◆ Task directions ◆
Repeat every record below exactly as written.

◆ Dataset rows ◆
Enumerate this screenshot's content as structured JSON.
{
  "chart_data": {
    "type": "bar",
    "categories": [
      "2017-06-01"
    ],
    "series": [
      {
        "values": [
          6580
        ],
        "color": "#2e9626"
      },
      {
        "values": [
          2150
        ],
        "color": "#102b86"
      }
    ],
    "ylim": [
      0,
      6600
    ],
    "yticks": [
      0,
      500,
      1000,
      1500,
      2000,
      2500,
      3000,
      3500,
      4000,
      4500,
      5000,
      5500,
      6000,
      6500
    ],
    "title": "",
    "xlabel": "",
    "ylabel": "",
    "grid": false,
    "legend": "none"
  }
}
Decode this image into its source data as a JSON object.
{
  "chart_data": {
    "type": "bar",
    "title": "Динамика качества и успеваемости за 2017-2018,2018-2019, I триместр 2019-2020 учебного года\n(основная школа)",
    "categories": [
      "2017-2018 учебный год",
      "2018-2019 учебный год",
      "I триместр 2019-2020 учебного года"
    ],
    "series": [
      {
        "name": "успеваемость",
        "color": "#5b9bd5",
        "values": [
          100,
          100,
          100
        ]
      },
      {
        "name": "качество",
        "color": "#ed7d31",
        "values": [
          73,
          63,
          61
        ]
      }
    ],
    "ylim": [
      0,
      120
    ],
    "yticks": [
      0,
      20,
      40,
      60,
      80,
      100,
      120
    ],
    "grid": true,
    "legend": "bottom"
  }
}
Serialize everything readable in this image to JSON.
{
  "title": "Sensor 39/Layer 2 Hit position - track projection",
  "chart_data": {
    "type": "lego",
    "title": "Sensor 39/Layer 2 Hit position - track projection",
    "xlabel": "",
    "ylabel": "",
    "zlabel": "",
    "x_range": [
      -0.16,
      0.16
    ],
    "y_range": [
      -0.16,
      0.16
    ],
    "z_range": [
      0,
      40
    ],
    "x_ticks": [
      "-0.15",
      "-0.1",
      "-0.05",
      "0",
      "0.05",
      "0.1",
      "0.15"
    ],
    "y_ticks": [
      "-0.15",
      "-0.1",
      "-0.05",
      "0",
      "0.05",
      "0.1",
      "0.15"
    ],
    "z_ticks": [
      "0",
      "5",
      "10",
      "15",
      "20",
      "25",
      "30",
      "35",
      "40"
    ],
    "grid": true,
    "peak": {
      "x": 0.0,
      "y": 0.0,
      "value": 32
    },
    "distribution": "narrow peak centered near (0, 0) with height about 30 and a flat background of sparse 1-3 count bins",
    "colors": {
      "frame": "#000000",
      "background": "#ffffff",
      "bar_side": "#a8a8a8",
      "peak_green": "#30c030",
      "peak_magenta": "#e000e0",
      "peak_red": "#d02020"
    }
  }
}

◆ Reply to the task ◆
Enumerate this screenshot's content as structured JSON.
{
  "chart_data": {
    "type": "bar",
    "categories": [
      "2017-06-01"
    ],
    "series": [
      {
        "values": [
          6580
        ],
        "color": "#2e9626"
      },
      {
        "values": [
          2150
        ],
        "color": "#102b86"
      }
    ],
    "ylim": [
      0,
      6600
    ],
    "yticks": [
      0,
      500,
      1000,
      1500,
      2000,
      2500,
      3000,
      3500,
      4000,
      4500,
      5000,
      5500,
      6000,
      6500
    ],
    "title": "",
    "xlabel": "",
    "ylabel": "",
    "grid": false,
    "legend": "none"
  }
}
Decode this image into its source data as a JSON object.
{
  "chart_data": {
    "type": "bar",
    "title": "Динамика качества и успеваемости за 2017-2018,2018-2019, I триместр 2019-2020 учебного года\n(основная школа)",
    "categories": [
      "2017-2018 учебный год",
      "2018-2019 учебный год",
      "I триместр 2019-2020 учебного года"
    ],
    "series": [
      {
        "name": "успеваемость",
        "color": "#5b9bd5",
        "values": [
          100,
          100,
          100
        ]
      },
      {
        "name": "качество",
        "color": "#ed7d31",
        "values": [
          73,
          63,
          61
        ]
      }
    ],
    "ylim": [
      0,
      120
    ],
    "yticks": [
      0,
      20,
      40,
      60,
      80,
      100,
      120
    ],
    "grid": true,
    "legend": "bottom"
  }
}
Serialize everything readable in this image to JSON.
{
  "title": "Sensor 39/Layer 2 Hit position - track projection",
  "chart_data": {
    "type": "lego",
    "title": "Sensor 39/Layer 2 Hit position - track projection",
    "xlabel": "",
    "ylabel": "",
    "zlabel": "",
    "x_range": [
      -0.16,
      0.16
    ],
    "y_range": [
      -0.16,
      0.16
    ],
    "z_range": [
      0,
      40
    ],
    "x_ticks": [
      "-0.15",
      "-0.1",
      "-0.05",
      "0",
      "0.05",
      "0.1",
      "0.15"
    ],
    "y_ticks": [
      "-0.15",
      "-0.1",
      "-0.05",
      "0",
      "0.05",
      "0.1",
      "0.15"
    ],
    "z_ticks": [
      "0",
      "5",
      "10",
      "15",
      "20",
      "25",
      "30",
      "35",
      "40"
    ],
    "grid": true,
    "peak": {
      "x": 0.0,
      "y": 0.0,
      "value": 32
    },
    "distribution": "narrow peak centered near (0, 0) with height about 30 and a flat background of sparse 1-3 count bins",
    "colors": {
      "frame": "#000000",
      "background": "#ffffff",
      "bar_side": "#a8a8a8",
      "peak_green": "#30c030",
      "peak_magenta": "#e000e0",
      "peak_red": "#d02020"
    }
  }
}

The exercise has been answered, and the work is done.